Available data:
_ _ _
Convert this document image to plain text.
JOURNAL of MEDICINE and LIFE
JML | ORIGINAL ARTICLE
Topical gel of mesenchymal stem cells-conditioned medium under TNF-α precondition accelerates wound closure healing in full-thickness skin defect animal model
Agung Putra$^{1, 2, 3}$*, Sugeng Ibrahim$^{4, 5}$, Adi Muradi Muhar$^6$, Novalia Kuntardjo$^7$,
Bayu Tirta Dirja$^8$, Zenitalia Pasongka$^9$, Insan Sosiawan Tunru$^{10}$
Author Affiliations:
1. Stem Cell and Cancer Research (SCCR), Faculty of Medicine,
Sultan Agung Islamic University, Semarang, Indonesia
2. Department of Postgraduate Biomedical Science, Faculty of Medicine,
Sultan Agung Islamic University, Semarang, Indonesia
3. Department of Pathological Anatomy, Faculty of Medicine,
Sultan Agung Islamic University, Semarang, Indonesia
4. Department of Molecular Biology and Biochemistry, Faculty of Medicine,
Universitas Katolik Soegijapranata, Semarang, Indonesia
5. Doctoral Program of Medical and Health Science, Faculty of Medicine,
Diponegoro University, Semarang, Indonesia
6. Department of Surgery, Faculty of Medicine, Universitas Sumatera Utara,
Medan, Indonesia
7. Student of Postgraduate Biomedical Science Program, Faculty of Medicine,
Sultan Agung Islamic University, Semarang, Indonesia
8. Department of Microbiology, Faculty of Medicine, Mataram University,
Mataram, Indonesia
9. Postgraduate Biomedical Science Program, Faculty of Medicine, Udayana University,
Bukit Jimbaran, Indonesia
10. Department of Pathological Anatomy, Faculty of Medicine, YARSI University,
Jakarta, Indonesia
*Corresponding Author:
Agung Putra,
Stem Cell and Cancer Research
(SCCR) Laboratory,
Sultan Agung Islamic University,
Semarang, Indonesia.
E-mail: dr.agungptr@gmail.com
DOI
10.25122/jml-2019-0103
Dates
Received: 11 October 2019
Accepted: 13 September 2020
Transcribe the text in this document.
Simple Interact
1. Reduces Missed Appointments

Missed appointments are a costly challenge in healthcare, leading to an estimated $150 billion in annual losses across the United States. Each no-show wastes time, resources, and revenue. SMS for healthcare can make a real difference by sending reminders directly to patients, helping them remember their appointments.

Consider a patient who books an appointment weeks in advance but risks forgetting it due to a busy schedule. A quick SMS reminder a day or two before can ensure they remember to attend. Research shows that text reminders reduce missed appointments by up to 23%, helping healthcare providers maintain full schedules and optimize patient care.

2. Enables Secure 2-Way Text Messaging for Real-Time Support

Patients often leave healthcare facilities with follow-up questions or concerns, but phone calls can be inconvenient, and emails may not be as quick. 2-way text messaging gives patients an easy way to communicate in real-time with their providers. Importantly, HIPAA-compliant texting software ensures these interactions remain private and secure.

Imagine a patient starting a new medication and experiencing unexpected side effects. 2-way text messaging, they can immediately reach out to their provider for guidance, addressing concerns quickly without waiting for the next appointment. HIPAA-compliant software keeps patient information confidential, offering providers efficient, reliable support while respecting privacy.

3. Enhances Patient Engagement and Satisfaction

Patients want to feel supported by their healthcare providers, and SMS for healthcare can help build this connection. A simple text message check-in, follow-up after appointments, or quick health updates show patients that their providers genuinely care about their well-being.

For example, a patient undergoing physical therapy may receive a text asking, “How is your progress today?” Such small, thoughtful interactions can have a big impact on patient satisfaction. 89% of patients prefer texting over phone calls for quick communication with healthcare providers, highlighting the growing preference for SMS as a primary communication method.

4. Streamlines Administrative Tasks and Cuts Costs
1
_ _ _
What needs to be done: Please transcribe the records in full, keeping every word as it is.

Output for this task:
Convert this document image to plain text.
JOURNAL of MEDICINE and LIFE
JML | ORIGINAL ARTICLE
Topical gel of mesenchymal stem cells-conditioned medium under TNF-α precondition accelerates wound closure healing in full-thickness skin defect animal model
Agung Putra$^{1, 2, 3}$*, Sugeng Ibrahim$^{4, 5}$, Adi Muradi Muhar$^6$, Novalia Kuntardjo$^7$,
Bayu Tirta Dirja$^8$, Zenitalia Pasongka$^9$, Insan Sosiawan Tunru$^{10}$
Author Affiliations:
1. Stem Cell and Cancer Research (SCCR), Faculty of Medicine,
Sultan Agung Islamic University, Semarang, Indonesia
2. Department of Postgraduate Biomedical Science, Faculty of Medicine,
Sultan Agung Islamic University, Semarang, Indonesia
3. Department of Pathological Anatomy, Faculty of Medicine,
Sultan Agung Islamic University, Semarang, Indonesia
4. Department of Molecular Biology and Biochemistry, Faculty of Medicine,
Universitas Katolik Soegijapranata, Semarang, Indonesia
5. Doctoral Program of Medical and Health Science, Faculty of Medicine,
Diponegoro University, Semarang, Indonesia
6. Department of Surgery, Faculty of Medicine, Universitas Sumatera Utara,
Medan, Indonesia
7. Student of Postgraduate Biomedical Science Program, Faculty of Medicine,
Sultan Agung Islamic University, Semarang, Indonesia
8. Department of Microbiology, Faculty of Medicine, Mataram University,
Mataram, Indonesia
9. Postgraduate Biomedical Science Program, Faculty of Medicine, Udayana University,
Bukit Jimbaran, Indonesia
10. Department of Pathological Anatomy, Faculty of Medicine, YARSI University,
Jakarta, Indonesia
*Corresponding Author:
Agung Putra,
Stem Cell and Cancer Research
(SCCR) Laboratory,
Sultan Agung Islamic University,
Semarang, Indonesia.
E-mail: dr.agungptr@gmail.com
DOI
10.25122/jml-2019-0103
Dates
Received: 11 October 2019
Accepted: 13 September 2020
Transcribe the text in this document.
Simple Interact
1. Reduces Missed Appointments

Missed appointments are a costly challenge in healthcare, leading to an estimated $150 billion in annual losses across the United States. Each no-show wastes time, resources, and revenue. SMS for healthcare can make a real difference by sending reminders directly to patients, helping them remember their appointments.

Consider a patient who books an appointment weeks in advance but risks forgetting it due to a busy schedule. A quick SMS reminder a day or two before can ensure they remember to attend. Research shows that text reminders reduce missed appointments by up to 23%, helping healthcare providers maintain full schedules and optimize patient care.

2. Enables Secure 2-Way Text Messaging for Real-Time Support

Patients often leave healthcare facilities with follow-up questions or concerns, but phone calls can be inconvenient, and emails may not be as quick. 2-way text messaging gives patients an easy way to communicate in real-time with their providers. Importantly, HIPAA-compliant texting software ensures these interactions remain private and secure.

Imagine a patient starting a new medication and experiencing unexpected side effects. 2-way text messaging, they can immediately reach out to their provider for guidance, addressing concerns quickly without waiting for the next appointment. HIPAA-compliant software keeps patient information confidential, offering providers efficient, reliable support while respecting privacy.

3. Enhances Patient Engagement and Satisfaction

Patients want to feel supported by their healthcare providers, and SMS for healthcare can help build this connection. A simple text message check-in, follow-up after appointments, or quick health updates show patients that their providers genuinely care about their well-being.

For example, a patient undergoing physical therapy may receive a text asking, “How is your progress today?” Such small, thoughtful interactions can have a big impact on patient satisfaction. 89% of patients prefer texting over phone calls for quick communication with healthcare providers, highlighting the growing preference for SMS as a primary communication method.

4. Streamlines Administrative Tasks and Cuts Costs
1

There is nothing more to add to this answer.